[Data records]
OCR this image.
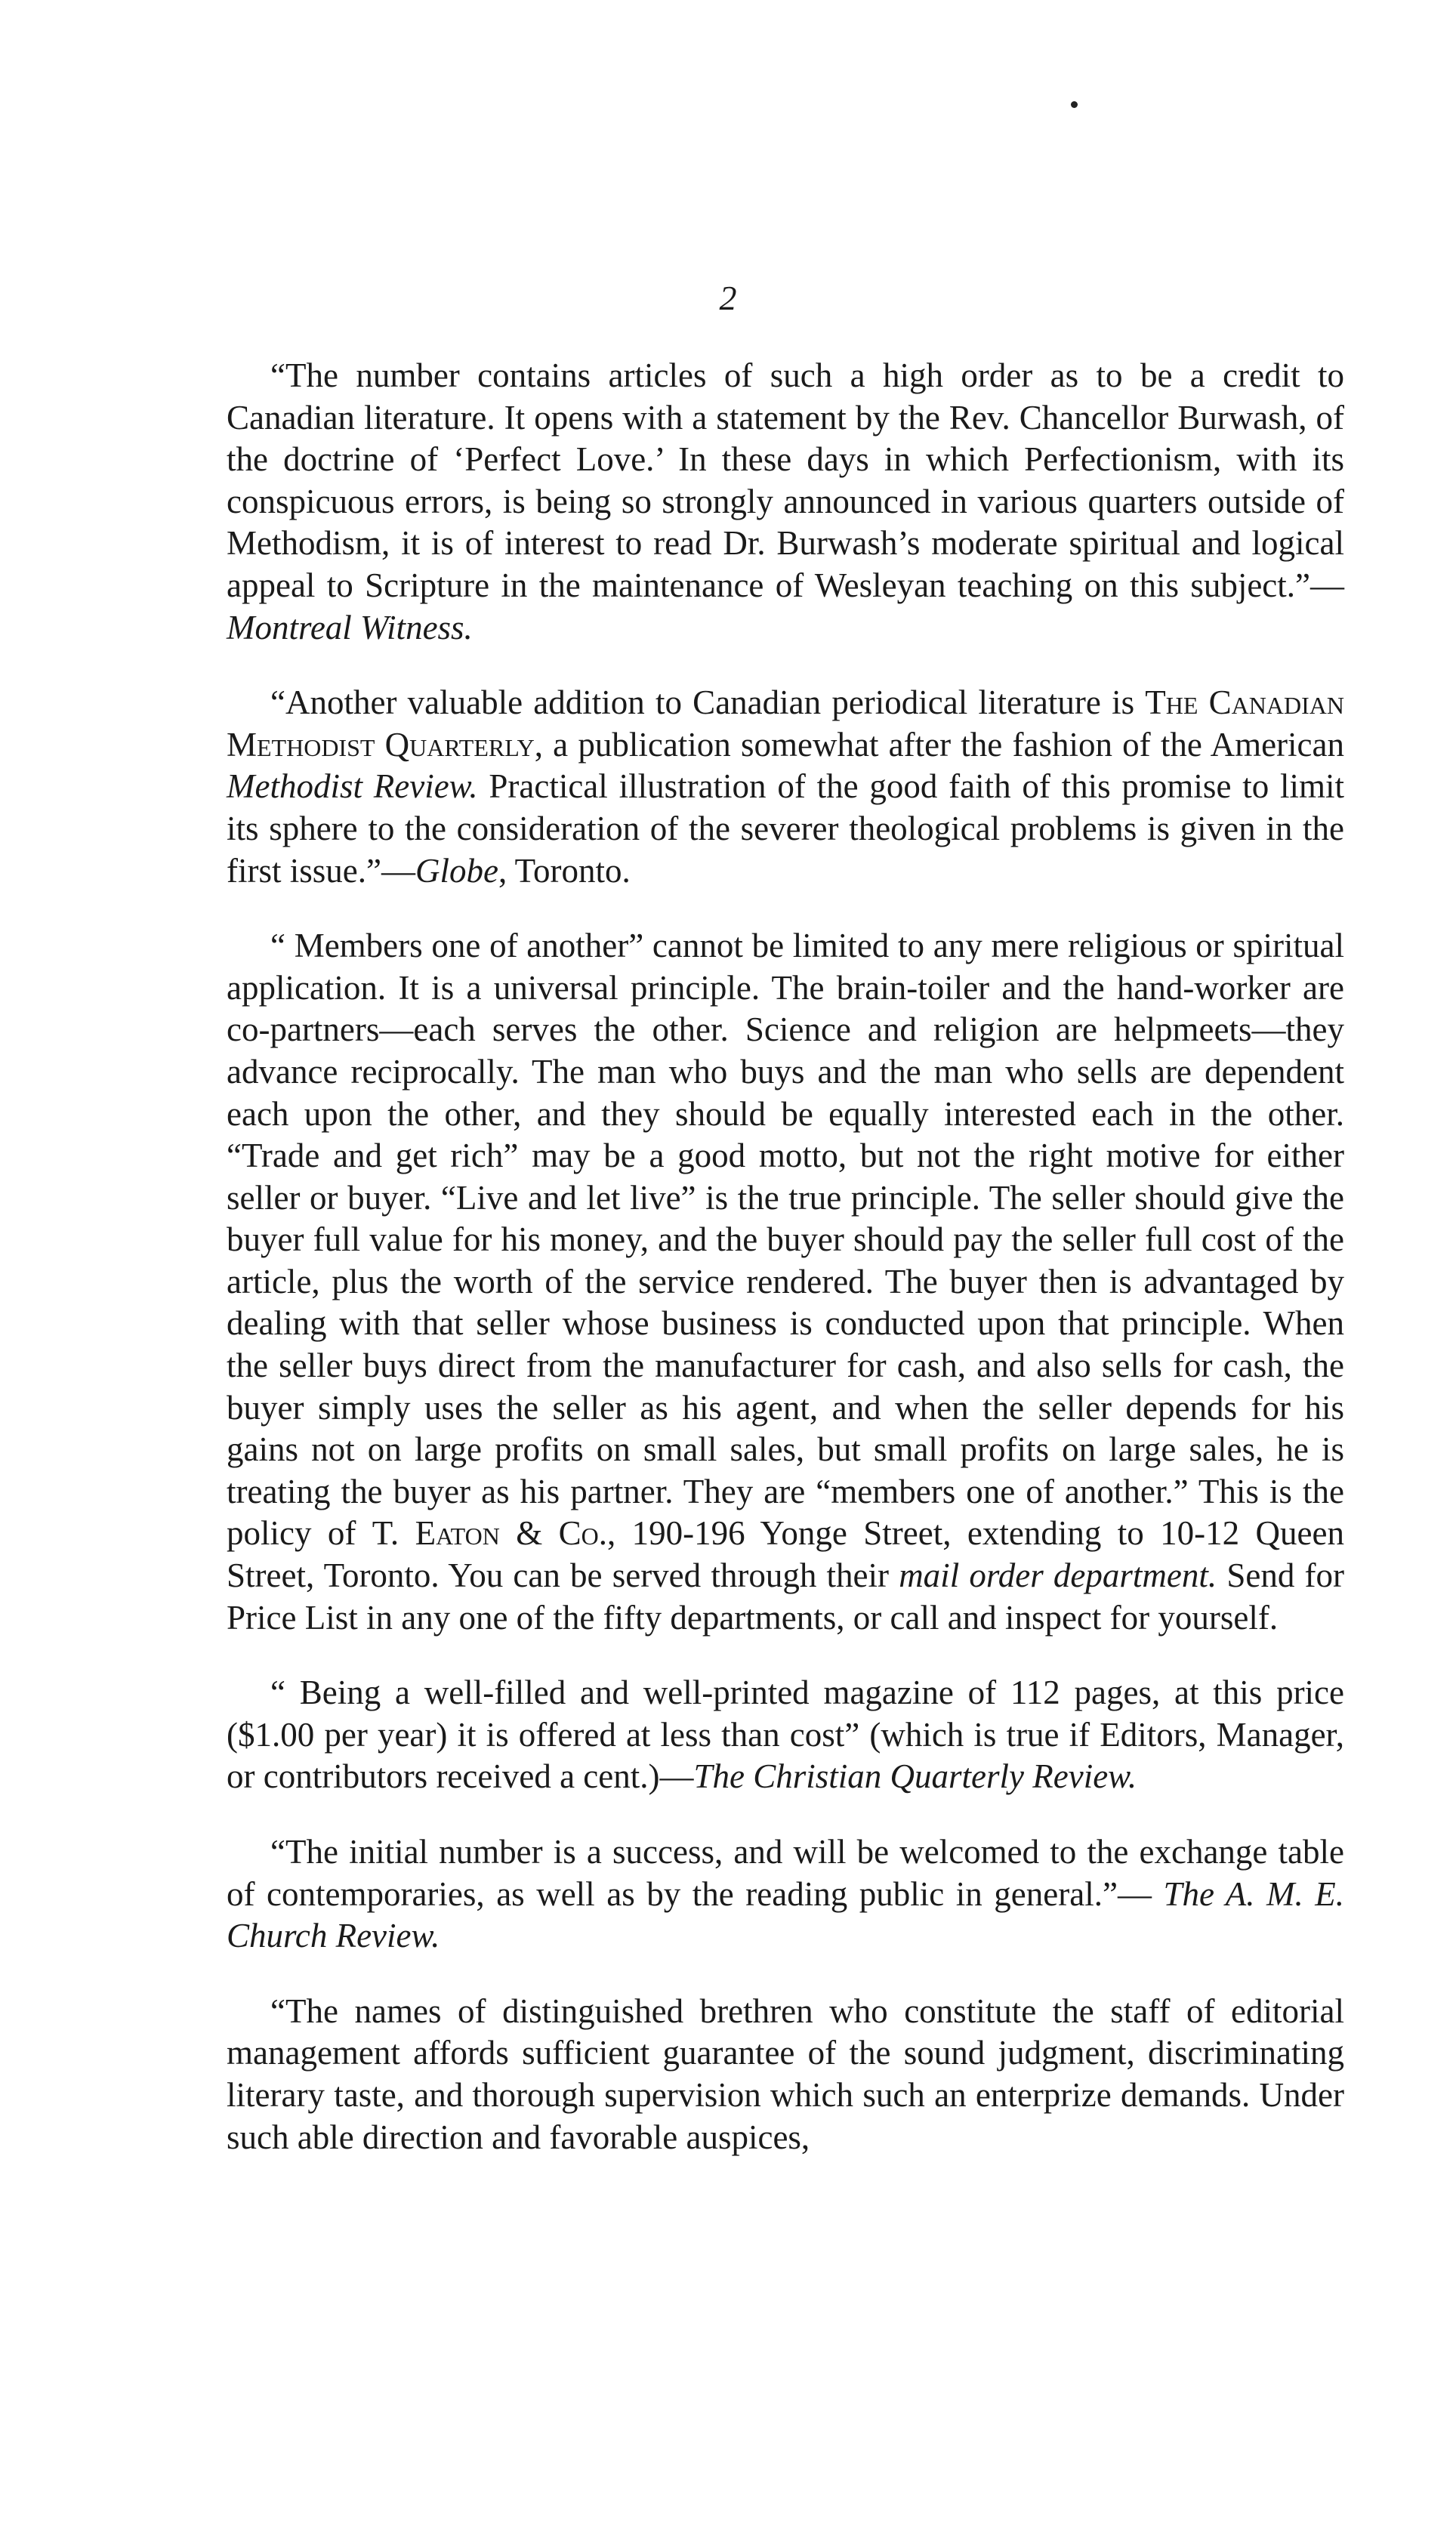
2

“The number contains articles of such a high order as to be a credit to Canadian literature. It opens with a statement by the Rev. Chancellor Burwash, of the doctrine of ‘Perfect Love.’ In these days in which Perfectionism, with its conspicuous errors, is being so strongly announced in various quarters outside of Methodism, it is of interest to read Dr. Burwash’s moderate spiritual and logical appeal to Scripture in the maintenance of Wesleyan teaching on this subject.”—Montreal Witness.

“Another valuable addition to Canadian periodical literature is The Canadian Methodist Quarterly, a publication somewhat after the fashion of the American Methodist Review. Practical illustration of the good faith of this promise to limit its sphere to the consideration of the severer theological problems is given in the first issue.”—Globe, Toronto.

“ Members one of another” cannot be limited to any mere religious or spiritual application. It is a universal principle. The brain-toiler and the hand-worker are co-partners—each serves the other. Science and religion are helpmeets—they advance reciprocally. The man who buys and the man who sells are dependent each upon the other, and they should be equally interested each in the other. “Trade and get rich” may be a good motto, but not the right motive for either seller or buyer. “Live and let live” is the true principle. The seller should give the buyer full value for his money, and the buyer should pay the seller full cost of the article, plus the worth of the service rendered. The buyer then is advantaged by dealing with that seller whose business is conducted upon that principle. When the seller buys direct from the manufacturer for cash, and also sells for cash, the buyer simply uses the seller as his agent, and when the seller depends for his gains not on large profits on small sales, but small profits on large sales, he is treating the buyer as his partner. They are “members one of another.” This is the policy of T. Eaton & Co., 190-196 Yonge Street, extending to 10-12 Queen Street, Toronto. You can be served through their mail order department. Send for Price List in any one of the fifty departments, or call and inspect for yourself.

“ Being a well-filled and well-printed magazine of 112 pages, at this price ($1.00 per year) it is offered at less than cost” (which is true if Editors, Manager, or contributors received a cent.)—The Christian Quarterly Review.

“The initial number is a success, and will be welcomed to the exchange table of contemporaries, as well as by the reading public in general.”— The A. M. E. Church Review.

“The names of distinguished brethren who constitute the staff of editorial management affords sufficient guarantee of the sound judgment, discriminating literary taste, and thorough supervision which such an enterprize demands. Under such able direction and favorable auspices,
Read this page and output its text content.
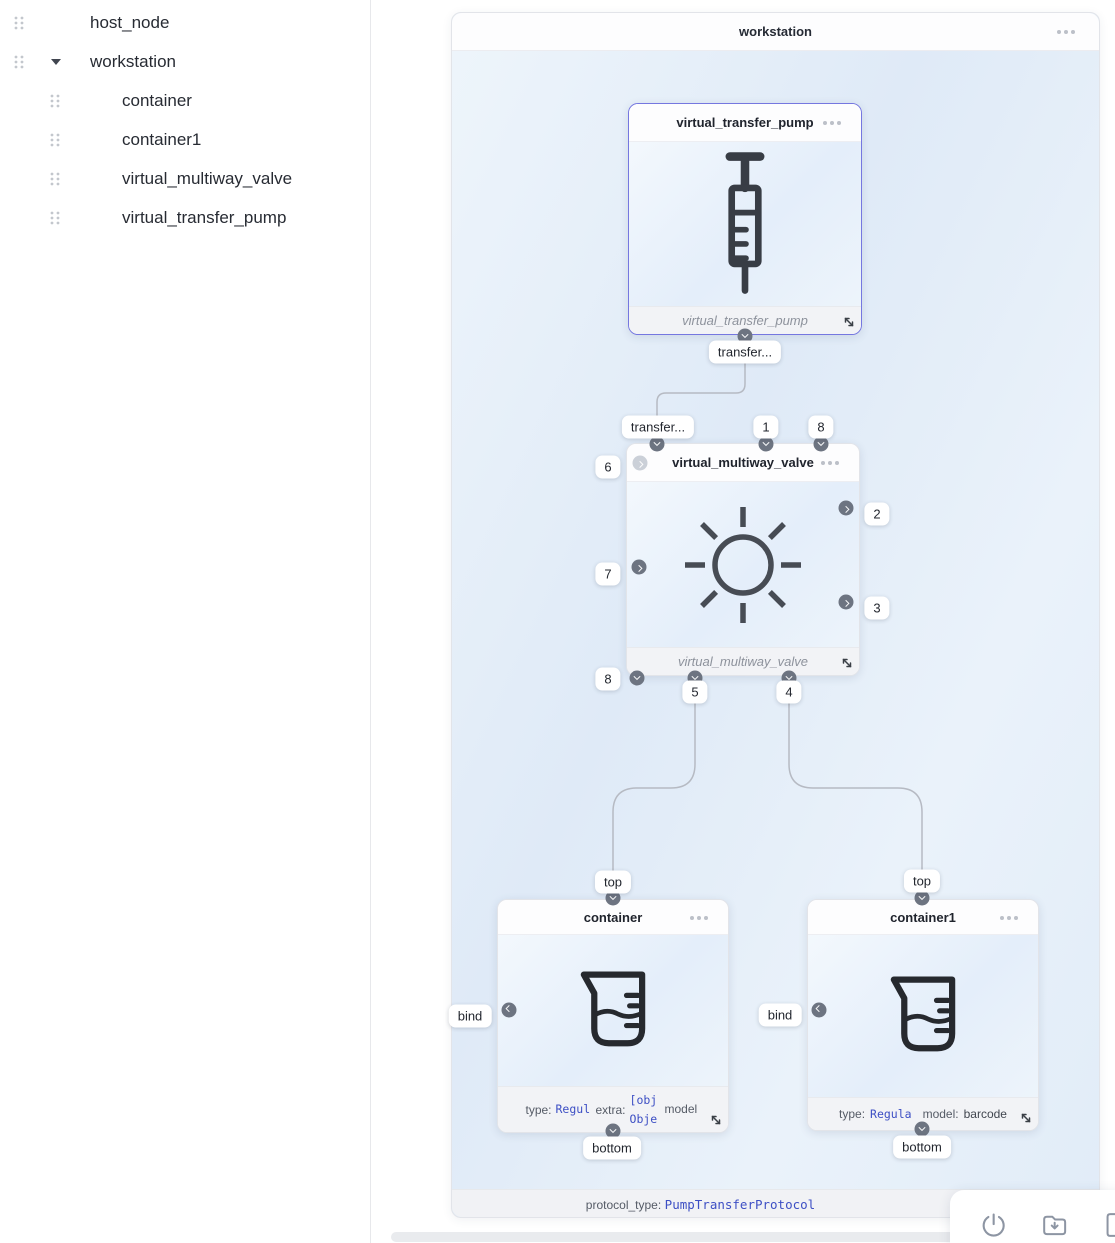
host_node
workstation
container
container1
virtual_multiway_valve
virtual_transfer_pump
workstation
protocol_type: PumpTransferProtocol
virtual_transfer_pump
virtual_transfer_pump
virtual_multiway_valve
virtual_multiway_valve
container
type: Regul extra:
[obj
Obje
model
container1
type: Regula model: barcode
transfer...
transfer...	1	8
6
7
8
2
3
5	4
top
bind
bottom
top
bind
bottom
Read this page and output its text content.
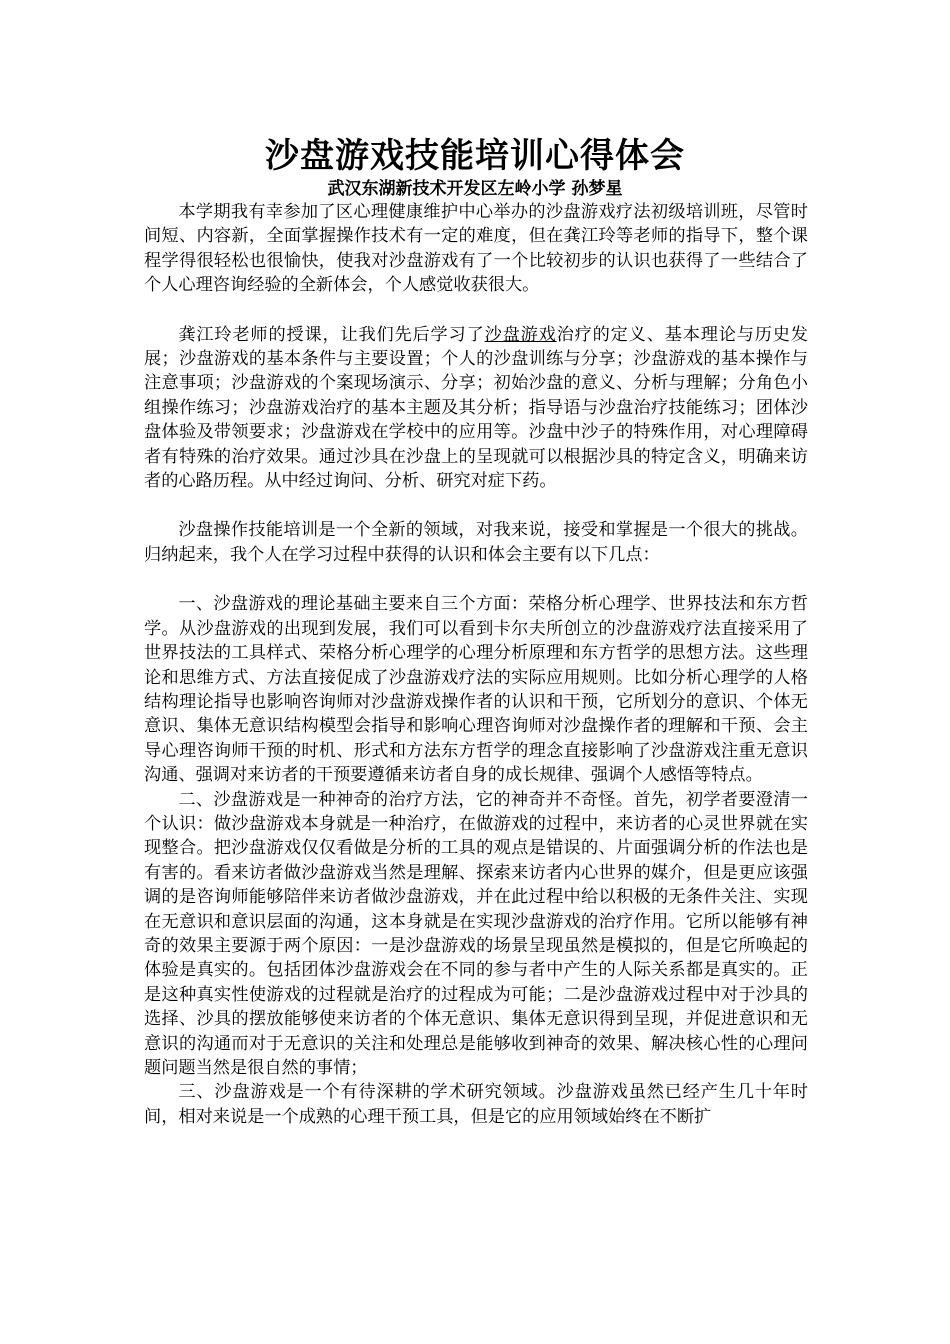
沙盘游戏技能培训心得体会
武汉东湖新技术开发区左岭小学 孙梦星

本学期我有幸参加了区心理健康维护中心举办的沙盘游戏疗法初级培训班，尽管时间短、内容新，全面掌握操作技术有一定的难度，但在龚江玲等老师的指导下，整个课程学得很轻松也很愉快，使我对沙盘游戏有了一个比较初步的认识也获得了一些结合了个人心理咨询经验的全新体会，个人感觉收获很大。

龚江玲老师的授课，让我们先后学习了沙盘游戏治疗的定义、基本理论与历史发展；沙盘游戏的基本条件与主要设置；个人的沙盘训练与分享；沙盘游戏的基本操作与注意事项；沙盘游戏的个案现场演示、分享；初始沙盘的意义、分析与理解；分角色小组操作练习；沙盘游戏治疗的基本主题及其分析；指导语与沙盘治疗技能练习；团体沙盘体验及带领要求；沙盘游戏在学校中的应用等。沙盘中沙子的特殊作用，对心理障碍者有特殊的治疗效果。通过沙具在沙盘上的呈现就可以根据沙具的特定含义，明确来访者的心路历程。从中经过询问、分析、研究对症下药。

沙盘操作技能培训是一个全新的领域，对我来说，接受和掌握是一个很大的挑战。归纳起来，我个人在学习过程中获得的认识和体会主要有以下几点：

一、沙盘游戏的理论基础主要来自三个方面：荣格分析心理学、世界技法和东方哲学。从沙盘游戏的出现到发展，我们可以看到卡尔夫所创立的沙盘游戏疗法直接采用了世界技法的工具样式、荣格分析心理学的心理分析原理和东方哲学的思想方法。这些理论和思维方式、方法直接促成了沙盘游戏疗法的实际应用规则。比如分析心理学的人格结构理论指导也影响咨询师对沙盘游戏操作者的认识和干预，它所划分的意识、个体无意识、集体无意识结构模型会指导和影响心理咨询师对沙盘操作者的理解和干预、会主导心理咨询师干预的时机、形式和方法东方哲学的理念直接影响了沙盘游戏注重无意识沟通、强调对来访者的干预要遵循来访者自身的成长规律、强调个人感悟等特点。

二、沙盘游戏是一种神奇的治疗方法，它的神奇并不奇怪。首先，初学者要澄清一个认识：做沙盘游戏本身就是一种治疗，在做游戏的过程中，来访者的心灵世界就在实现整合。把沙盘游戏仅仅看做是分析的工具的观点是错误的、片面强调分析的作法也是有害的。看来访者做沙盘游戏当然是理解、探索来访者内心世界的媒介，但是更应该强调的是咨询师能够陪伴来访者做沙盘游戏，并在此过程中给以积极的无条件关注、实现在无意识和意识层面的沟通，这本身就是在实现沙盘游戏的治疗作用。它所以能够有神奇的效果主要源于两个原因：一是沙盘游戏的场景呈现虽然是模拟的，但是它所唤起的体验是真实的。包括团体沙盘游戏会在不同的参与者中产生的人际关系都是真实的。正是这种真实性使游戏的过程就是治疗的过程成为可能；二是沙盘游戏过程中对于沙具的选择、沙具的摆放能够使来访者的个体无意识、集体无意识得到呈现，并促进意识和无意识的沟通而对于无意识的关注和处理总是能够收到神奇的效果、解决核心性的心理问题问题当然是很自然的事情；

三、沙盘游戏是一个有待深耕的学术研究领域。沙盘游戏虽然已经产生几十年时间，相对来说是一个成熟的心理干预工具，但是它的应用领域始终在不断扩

### WORK TO COMPLETE
Print all of the entries word for word. Skip any images they contain.

### RESPONSE TO THIS TASK
OCR this image.
2

“The number contains articles of such a high order as to be a credit to Canadian literature. It opens with a statement by the Rev. Chancellor Burwash, of the doctrine of ‘Perfect Love.’ In these days in which Perfectionism, with its conspicuous errors, is being so strongly announced in various quarters outside of Methodism, it is of interest to read Dr. Burwash’s moderate spiritual and logical appeal to Scripture in the maintenance of Wesleyan teaching on this subject.”—Montreal Witness.

“Another valuable addition to Canadian periodical literature is The Canadian Methodist Quarterly, a publication somewhat after the fashion of the American Methodist Review. Practical illustration of the good faith of this promise to limit its sphere to the consideration of the severer theological problems is given in the first issue.”—Globe, Toronto.

“ Members one of another” cannot be limited to any mere religious or spiritual application. It is a universal principle. The brain-toiler and the hand-worker are co-partners—each serves the other. Science and religion are helpmeets—they advance reciprocally. The man who buys and the man who sells are dependent each upon the other, and they should be equally interested each in the other. “Trade and get rich” may be a good motto, but not the right motive for either seller or buyer. “Live and let live” is the true principle. The seller should give the buyer full value for his money, and the buyer should pay the seller full cost of the article, plus the worth of the service rendered. The buyer then is advantaged by dealing with that seller whose business is conducted upon that principle. When the seller buys direct from the manufacturer for cash, and also sells for cash, the buyer simply uses the seller as his agent, and when the seller depends for his gains not on large profits on small sales, but small profits on large sales, he is treating the buyer as his partner. They are “members one of another.” This is the policy of T. Eaton & Co., 190-196 Yonge Street, extending to 10-12 Queen Street, Toronto. You can be served through their mail order department. Send for Price List in any one of the fifty departments, or call and inspect for yourself.

“ Being a well-filled and well-printed magazine of 112 pages, at this price ($1.00 per year) it is offered at less than cost” (which is true if Editors, Manager, or contributors received a cent.)—The Christian Quarterly Review.

“The initial number is a success, and will be welcomed to the exchange table of contemporaries, as well as by the reading public in general.”— The A. M. E. Church Review.

“The names of distinguished brethren who constitute the staff of editorial management affords sufficient guarantee of the sound judgment, discriminating literary taste, and thorough supervision which such an enterprize demands. Under such able direction and favorable auspices,
Read this page and output its text content.
host_node
workstation
container
container1
virtual_multiway_valve
virtual_transfer_pump
workstation
protocol_type: PumpTransferProtocol
virtual_transfer_pump
virtual_transfer_pump
virtual_multiway_valve
virtual_multiway_valve
container
type: Regul extra:
[obj
Obje
model
container1
type: Regula model: barcode
transfer...
transfer...	1	8
6
7
8
2
3
5	4
top
bind
bottom
top
bind
bottom
Read this page and output its text content.
沙盘游戏技能培训心得体会
武汉东湖新技术开发区左岭小学 孙梦星

本学期我有幸参加了区心理健康维护中心举办的沙盘游戏疗法初级培训班，尽管时间短、内容新，全面掌握操作技术有一定的难度，但在龚江玲等老师的指导下，整个课程学得很轻松也很愉快，使我对沙盘游戏有了一个比较初步的认识也获得了一些结合了个人心理咨询经验的全新体会，个人感觉收获很大。

龚江玲老师的授课，让我们先后学习了沙盘游戏治疗的定义、基本理论与历史发展；沙盘游戏的基本条件与主要设置；个人的沙盘训练与分享；沙盘游戏的基本操作与注意事项；沙盘游戏的个案现场演示、分享；初始沙盘的意义、分析与理解；分角色小组操作练习；沙盘游戏治疗的基本主题及其分析；指导语与沙盘治疗技能练习；团体沙盘体验及带领要求；沙盘游戏在学校中的应用等。沙盘中沙子的特殊作用，对心理障碍者有特殊的治疗效果。通过沙具在沙盘上的呈现就可以根据沙具的特定含义，明确来访者的心路历程。从中经过询问、分析、研究对症下药。

沙盘操作技能培训是一个全新的领域，对我来说，接受和掌握是一个很大的挑战。归纳起来，我个人在学习过程中获得的认识和体会主要有以下几点：

一、沙盘游戏的理论基础主要来自三个方面：荣格分析心理学、世界技法和东方哲学。从沙盘游戏的出现到发展，我们可以看到卡尔夫所创立的沙盘游戏疗法直接采用了世界技法的工具样式、荣格分析心理学的心理分析原理和东方哲学的思想方法。这些理论和思维方式、方法直接促成了沙盘游戏疗法的实际应用规则。比如分析心理学的人格结构理论指导也影响咨询师对沙盘游戏操作者的认识和干预，它所划分的意识、个体无意识、集体无意识结构模型会指导和影响心理咨询师对沙盘操作者的理解和干预、会主导心理咨询师干预的时机、形式和方法东方哲学的理念直接影响了沙盘游戏注重无意识沟通、强调对来访者的干预要遵循来访者自身的成长规律、强调个人感悟等特点。

二、沙盘游戏是一种神奇的治疗方法，它的神奇并不奇怪。首先，初学者要澄清一个认识：做沙盘游戏本身就是一种治疗，在做游戏的过程中，来访者的心灵世界就在实现整合。把沙盘游戏仅仅看做是分析的工具的观点是错误的、片面强调分析的作法也是有害的。看来访者做沙盘游戏当然是理解、探索来访者内心世界的媒介，但是更应该强调的是咨询师能够陪伴来访者做沙盘游戏，并在此过程中给以积极的无条件关注、实现在无意识和意识层面的沟通，这本身就是在实现沙盘游戏的治疗作用。它所以能够有神奇的效果主要源于两个原因：一是沙盘游戏的场景呈现虽然是模拟的，但是它所唤起的体验是真实的。包括团体沙盘游戏会在不同的参与者中产生的人际关系都是真实的。正是这种真实性使游戏的过程就是治疗的过程成为可能；二是沙盘游戏过程中对于沙具的选择、沙具的摆放能够使来访者的个体无意识、集体无意识得到呈现，并促进意识和无意识的沟通而对于无意识的关注和处理总是能够收到神奇的效果、解决核心性的心理问题问题当然是很自然的事情；

三、沙盘游戏是一个有待深耕的学术研究领域。沙盘游戏虽然已经产生几十年时间，相对来说是一个成熟的心理干预工具，但是它的应用领域始终在不断扩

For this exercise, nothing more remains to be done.